• _EXERCISE INSTRUCTIONS_
Take the entries below and print all of them exactly, please.
=== THE INPUT ===
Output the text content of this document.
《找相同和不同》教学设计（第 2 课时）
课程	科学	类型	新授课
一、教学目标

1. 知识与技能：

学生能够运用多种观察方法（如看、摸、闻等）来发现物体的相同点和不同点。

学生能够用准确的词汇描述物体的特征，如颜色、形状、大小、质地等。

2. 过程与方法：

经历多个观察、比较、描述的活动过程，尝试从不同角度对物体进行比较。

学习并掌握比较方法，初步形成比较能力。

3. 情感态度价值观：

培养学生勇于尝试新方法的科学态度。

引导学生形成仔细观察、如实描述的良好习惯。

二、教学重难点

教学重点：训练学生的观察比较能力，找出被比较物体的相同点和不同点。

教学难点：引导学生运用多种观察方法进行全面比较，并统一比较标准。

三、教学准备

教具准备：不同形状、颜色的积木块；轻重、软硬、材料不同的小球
===
• _EXERCISE SOLUTION_
Output the text content of this document.
《找相同和不同》教学设计（第 2 课时）
课程	科学	类型	新授课
一、教学目标

1. 知识与技能：

学生能够运用多种观察方法（如看、摸、闻等）来发现物体的相同点和不同点。

学生能够用准确的词汇描述物体的特征，如颜色、形状、大小、质地等。

2. 过程与方法：

经历多个观察、比较、描述的活动过程，尝试从不同角度对物体进行比较。

学习并掌握比较方法，初步形成比较能力。

3. 情感态度价值观：

培养学生勇于尝试新方法的科学态度。

引导学生形成仔细观察、如实描述的良好习惯。

二、教学重难点

教学重点：训练学生的观察比较能力，找出被比较物体的相同点和不同点。

教学难点：引导学生运用多种观察方法进行全面比较，并统一比较标准。

三、教学准备

教具准备：不同形状、颜色的积木块；轻重、软硬、材料不同的小球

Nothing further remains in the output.